▶ _PROBLEM DETAILS_:
Scan the material for the word "Beans", and copy each line where it shows up.

▶ _DATA SUPPLIED_:

################

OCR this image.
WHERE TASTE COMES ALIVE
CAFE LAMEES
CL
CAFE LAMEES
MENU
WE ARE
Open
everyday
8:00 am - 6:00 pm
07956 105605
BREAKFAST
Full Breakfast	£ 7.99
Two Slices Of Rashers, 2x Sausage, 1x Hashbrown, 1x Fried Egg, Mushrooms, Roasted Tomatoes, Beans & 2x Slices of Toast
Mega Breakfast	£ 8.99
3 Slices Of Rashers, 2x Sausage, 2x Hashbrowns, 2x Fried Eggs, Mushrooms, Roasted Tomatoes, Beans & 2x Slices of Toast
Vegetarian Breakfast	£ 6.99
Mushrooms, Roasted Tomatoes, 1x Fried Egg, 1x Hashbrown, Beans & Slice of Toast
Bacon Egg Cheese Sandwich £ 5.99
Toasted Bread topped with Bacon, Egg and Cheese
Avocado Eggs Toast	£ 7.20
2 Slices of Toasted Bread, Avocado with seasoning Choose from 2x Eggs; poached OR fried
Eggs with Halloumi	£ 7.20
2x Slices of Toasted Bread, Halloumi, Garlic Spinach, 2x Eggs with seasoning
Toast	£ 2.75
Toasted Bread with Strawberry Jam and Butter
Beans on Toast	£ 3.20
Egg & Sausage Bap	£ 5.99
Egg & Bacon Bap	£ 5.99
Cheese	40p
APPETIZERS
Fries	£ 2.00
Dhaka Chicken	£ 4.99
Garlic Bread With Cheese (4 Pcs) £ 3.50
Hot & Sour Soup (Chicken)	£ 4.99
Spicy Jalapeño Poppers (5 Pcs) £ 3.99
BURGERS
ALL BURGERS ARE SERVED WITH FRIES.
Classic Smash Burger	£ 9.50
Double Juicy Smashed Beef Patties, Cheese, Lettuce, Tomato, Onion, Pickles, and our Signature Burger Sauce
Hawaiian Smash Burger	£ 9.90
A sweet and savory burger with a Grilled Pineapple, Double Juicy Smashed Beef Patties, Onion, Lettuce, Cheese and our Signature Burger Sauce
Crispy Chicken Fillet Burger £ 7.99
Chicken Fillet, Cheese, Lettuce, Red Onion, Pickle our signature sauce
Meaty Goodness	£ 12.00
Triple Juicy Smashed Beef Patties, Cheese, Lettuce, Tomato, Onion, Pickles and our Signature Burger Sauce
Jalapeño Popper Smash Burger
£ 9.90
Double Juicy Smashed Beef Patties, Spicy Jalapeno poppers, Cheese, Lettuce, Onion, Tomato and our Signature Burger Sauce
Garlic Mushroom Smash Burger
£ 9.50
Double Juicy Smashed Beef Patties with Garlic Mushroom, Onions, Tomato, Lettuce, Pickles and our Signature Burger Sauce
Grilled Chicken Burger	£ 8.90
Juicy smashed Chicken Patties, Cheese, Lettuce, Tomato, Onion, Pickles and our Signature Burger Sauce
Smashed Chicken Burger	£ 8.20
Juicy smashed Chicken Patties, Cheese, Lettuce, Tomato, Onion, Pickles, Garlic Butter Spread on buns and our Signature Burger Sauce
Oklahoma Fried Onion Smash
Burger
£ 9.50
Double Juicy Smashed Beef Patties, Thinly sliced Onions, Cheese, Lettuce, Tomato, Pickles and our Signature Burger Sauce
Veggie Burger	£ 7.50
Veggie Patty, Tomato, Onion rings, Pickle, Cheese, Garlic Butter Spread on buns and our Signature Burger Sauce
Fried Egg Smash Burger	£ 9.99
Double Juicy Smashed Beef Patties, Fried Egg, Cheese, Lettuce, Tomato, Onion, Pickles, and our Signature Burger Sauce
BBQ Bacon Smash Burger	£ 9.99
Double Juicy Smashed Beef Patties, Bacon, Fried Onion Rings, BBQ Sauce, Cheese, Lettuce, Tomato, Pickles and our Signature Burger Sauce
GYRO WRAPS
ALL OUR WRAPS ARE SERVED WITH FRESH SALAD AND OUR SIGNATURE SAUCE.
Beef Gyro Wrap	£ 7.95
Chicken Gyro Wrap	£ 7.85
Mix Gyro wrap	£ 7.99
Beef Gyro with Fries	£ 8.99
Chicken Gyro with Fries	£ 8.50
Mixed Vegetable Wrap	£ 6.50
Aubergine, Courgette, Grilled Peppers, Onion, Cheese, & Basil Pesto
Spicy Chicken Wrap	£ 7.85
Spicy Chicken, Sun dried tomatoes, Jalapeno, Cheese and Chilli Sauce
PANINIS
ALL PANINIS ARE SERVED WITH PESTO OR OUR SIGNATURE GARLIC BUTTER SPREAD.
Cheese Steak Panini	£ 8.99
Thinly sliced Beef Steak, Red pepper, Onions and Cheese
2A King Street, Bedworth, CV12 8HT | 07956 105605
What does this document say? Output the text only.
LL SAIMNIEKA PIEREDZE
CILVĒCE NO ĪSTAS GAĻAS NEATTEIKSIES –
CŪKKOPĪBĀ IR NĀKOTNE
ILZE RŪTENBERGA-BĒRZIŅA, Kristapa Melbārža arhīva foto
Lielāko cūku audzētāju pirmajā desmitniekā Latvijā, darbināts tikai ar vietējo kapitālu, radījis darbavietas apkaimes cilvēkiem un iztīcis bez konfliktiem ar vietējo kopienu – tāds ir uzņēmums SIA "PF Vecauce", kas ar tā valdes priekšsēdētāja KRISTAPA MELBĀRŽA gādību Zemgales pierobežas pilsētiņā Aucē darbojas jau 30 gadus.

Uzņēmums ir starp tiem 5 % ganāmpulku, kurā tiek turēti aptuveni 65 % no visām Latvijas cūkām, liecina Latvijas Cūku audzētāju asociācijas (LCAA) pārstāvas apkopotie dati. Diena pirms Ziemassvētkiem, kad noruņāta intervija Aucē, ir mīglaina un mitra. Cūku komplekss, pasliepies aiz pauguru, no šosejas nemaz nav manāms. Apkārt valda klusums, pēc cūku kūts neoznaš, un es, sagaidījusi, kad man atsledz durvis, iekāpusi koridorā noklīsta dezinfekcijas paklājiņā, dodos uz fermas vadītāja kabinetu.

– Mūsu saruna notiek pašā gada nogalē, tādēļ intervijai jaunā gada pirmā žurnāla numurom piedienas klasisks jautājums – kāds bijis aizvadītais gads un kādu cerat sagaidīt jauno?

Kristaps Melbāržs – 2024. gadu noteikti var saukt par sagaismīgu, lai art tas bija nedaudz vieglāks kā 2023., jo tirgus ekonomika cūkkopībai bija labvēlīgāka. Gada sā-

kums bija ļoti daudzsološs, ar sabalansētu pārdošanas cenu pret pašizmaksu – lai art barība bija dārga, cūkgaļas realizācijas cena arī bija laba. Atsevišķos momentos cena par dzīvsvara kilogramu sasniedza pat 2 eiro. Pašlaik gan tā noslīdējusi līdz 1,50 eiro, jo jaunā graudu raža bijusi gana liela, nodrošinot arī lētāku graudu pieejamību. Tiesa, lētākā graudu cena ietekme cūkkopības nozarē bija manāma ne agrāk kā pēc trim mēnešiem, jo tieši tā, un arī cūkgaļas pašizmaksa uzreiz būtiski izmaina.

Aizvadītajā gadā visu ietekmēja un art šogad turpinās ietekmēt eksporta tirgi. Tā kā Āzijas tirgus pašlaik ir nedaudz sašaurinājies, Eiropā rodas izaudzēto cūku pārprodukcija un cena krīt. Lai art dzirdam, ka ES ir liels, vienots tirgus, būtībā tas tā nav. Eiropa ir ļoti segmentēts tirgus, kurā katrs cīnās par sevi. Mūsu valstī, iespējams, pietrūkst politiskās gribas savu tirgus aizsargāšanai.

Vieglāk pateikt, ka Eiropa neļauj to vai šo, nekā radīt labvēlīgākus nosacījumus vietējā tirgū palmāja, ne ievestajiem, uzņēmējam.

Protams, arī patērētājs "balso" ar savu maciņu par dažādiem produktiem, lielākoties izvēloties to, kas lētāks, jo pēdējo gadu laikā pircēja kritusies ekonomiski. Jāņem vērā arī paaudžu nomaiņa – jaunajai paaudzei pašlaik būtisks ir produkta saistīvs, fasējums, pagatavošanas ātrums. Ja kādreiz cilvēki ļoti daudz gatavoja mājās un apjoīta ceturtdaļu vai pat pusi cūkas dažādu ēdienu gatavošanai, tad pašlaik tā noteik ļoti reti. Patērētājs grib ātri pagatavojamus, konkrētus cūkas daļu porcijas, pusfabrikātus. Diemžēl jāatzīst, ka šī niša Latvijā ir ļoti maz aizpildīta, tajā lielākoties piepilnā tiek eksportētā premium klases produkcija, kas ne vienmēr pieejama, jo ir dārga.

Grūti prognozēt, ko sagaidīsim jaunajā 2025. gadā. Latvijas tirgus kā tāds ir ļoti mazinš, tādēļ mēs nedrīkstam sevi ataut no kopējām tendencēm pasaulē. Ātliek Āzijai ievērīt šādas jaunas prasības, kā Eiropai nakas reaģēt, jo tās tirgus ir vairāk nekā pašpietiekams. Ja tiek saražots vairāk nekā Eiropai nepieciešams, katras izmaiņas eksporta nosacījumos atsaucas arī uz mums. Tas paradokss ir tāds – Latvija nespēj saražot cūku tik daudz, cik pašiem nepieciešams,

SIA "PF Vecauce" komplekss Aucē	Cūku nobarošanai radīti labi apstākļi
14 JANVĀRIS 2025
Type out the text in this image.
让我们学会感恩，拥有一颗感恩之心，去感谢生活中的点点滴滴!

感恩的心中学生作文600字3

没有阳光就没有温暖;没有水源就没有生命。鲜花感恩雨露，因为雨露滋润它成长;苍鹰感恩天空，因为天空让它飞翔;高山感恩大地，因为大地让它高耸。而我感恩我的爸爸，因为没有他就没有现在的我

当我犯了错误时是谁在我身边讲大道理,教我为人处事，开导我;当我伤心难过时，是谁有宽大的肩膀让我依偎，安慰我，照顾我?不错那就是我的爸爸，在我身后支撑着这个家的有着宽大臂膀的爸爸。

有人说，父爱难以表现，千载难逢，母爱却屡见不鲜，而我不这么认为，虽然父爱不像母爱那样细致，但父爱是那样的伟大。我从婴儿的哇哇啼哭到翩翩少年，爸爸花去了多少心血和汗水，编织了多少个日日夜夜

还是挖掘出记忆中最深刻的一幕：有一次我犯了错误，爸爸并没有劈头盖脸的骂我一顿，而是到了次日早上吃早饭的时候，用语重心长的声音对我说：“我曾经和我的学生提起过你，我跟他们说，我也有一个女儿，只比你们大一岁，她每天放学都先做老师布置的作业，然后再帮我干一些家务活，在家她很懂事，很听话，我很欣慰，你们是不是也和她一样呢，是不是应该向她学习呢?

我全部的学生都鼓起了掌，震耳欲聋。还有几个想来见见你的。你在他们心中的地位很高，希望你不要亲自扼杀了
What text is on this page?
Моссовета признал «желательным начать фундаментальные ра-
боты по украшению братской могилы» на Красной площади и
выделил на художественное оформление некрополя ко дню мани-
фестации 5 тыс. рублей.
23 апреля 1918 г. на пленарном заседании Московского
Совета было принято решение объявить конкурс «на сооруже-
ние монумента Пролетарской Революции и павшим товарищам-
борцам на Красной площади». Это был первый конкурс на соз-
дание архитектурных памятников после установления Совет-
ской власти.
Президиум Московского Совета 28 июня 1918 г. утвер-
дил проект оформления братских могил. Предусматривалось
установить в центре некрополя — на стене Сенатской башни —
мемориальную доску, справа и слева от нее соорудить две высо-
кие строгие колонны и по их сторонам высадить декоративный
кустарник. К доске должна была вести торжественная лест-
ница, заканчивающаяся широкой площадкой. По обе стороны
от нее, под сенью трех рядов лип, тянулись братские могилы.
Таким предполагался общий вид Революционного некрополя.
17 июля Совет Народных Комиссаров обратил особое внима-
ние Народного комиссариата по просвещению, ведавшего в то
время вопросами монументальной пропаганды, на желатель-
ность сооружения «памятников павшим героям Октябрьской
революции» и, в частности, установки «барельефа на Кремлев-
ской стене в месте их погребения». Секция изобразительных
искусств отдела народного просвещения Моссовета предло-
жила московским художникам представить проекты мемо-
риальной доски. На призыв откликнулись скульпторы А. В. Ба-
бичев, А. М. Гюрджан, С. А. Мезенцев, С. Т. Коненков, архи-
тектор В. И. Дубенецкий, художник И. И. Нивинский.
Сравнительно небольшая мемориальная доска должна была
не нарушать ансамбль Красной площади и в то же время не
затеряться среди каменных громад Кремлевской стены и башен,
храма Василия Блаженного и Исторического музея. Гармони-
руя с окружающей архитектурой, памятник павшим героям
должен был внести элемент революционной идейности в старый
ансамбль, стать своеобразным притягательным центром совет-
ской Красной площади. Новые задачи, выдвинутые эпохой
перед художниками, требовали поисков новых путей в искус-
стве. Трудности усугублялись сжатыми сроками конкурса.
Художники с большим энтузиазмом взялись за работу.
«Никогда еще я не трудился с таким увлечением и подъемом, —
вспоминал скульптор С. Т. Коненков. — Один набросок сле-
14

################

▶ _RESULT BELOW_:
Two Slices Of Rashers, 2x Sausage, 1x Hashbrown, 1x Fried Egg, Mushrooms, Roasted Tomatoes, Beans & 2x Slices of Toast
3 Slices Of Rashers, 2x Sausage, 2x Hashbrowns, 2x Fried Eggs, Mushrooms, Roasted Tomatoes, Beans & 2x Slices of Toast
Mushrooms, Roasted Tomatoes, 1x Fried Egg, 1x Hashbrown, Beans & Slice of Toast
Beans on Toast	£ 3.20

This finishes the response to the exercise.